Yesterday's expected big guilty pleas by five banks to foreign exchange rigging charges seem to have been pushed back for another week. "Part of the reason for the delay is that banks are still trying to lock down waivers" for the collateral consequences of their guilty pleas, because you get those waivers by going to a bunch of regulators and begging for them, and that is a fairly arbitrary process:

“Now that bank guilty pleas are becoming more common there is a real need for much clearer rules on the regulatory consequences of bank convictions,” said Brandon Garrett, a law professor at the University of Virginia who studies corporate prosecutions.

On Monday I was pretty blasé about those consequences: You can't just shut down all the big banks at once, and if they all plead guilty at once, then those guilty pleas can't come with the sort of disastrous consequences that people once feared. "A guilty plea is just the particular sort of document that you sign before handing over a big check to the Department of Justice," I said, "the way a deferred prosecution agreement used to be." But now I'm not so sure. I mean, here's this guy:

“For any company there’s a huge reputational difference between a deferred-prosecution agreement and a guilty plea,” said David A. O’Neil, a partner at Debevoise & Plimpton and former senior Justice Department official who helped secure a guilty plea to a financial crime last year from the French bank BNP Paribas. “But the government needs to be careful that it doesn’t turn a guilty plea into a D.P.A. with just another name.”

The way it seems to be doing that is by being cagey about the regulatory consequences of a guilty plea: It's not that a guilty plea will mean the end of a bank (like it used to), or that it will mean business as usual for the bank (like a DPA), but that it will leave the bank at the whim of regulators and prosecutors, creating massive uncertainty that can only be resolved by a lengthy process of groveling. 

There's a case that this is the right outcome: Harmless guilty pleas cheapen the justice system, disastrous guilty pleas destroy the banking system, and the middle road of whimsical groveling at least gives regulators the ability to influence change at the banks. But it does feel like sort of a worrying way to run a banking system. Prosecutors can be arbitrary, and can get things wrong, and it might be nice to have our banks regulated by rules rather than by negotiations.

The SEC is looking at market structure.

Yesterday the Securities and Exchange Commission held the first meeting of its Market Structure Advisory Committee, a group of market-structure experts (including a Bloomberg Tradebook executive) who will advise the SEC on how to fix market structure. First up was Rule 611, the order-protection rule, which many have identified as a major culprit in modern market fragmentation. But SEC chair Mary Jo White's opening remarks are more generally interesting, particularly her list of questions about current market-structure oddities, e.g.:

  • "Why are there 11 exchanges that trade listed equities, and why are ten of these exchanges controlled by three exchange groups?"
  • "Why are 94% of displayed orders in corporate stocks cancelled without an execution? Do at least some portion of them detract from fair and orderly markets?"

**Challenge A**.
Please copy the rows word for word, starting with the line containing "gauge-subtitle: Emergency Response" and going on through the line containing "gauge-subtitle: Priority Response".
The passage on bank guilty pleas and these rows are separate material.

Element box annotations
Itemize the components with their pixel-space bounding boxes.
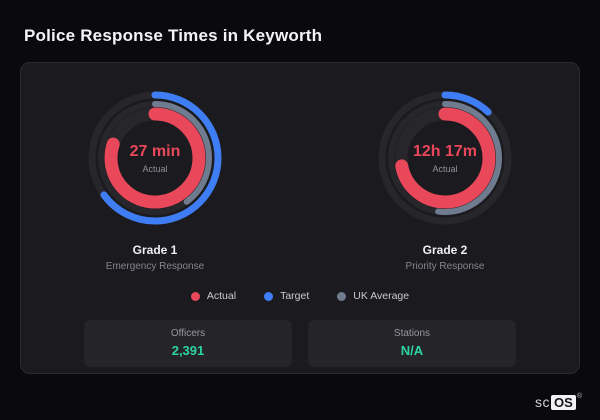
gauge-subtitle: Emergency Response [105,261,205,272]
gauges-row: 27 min Actual Grade 1 Emergency Response… [39,83,561,272]
legend-dot-target [264,291,274,301]
legend-item-uk-average[interactable]: UK Average [337,290,409,302]
legend-label: UK Average [353,290,410,302]
legend-item-actual[interactable]: Actual [190,290,237,302]
gauge-title: Grade 1 [132,243,178,257]
gauge-subtitle: Priority Response [405,261,485,272]
stat-officers: Officers 2,391 [84,320,292,367]
scos-logo: sc OS ® [535,393,582,410]
legend-label: Actual [206,290,237,302]
logo-prefix: sc [535,394,551,410]
gauge-grade-1: 27 min Actual Grade 1 Emergency Response [55,83,255,272]
legend-dot-uk-average [337,291,347,301]
response-times-card: 27 min Actual Grade 1 Emergency Response… [20,62,580,374]
stats-row: Officers 2,391 Stations N/A [39,320,561,367]
gauge-svg [378,91,512,225]
gauge-svg [88,91,222,225]
stat-value: 2,391 [171,343,205,358]
gauge-chart-grade-1: 27 min Actual [80,83,230,233]
gauge-chart-grade-2: 12h 17m Actual [370,83,520,233]
stat-label: Stations [393,328,431,339]
legend-item-target[interactable]: Target [264,290,309,302]
stat-stations: Stations N/A [308,320,516,367]
chart-legend: Actual Target UK Average [39,290,561,302]
gauge-grade-2: 12h 17m Actual Grade 2 Priority Response [345,83,545,272]
stat-label: Officers [170,328,206,339]
stat-value: N/A [400,343,424,358]
legend-dot-actual [190,291,200,301]
registered-mark: ® [576,393,582,400]
legend-label: Target [280,290,310,302]
gauge-title: Grade 2 [422,243,468,257]
logo-box: OS [551,394,576,410]
page-title: Police Response Times in Keyworth [24,26,323,45]
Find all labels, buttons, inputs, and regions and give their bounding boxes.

**Challenge B**.
In the passage on bank guilty pleas, at which university is Brandon Garrett a law professor?

**Complete output A**.
gauge-subtitle: Emergency Response [105,261,205,272]
gauges-row: 27 min Actual Grade 1 Emergency Response… [39,83,561,272]
legend-dot-target [264,291,274,301]
legend-item-uk-average[interactable]: UK Average [337,290,409,302]
legend-label: UK Average [353,290,410,302]
legend-item-actual[interactable]: Actual [190,290,237,302]
gauge-title: Grade 1 [132,243,178,257]
gauge-subtitle: Priority Response [405,261,485,272]

**Complete output B**.
The University of Virginia.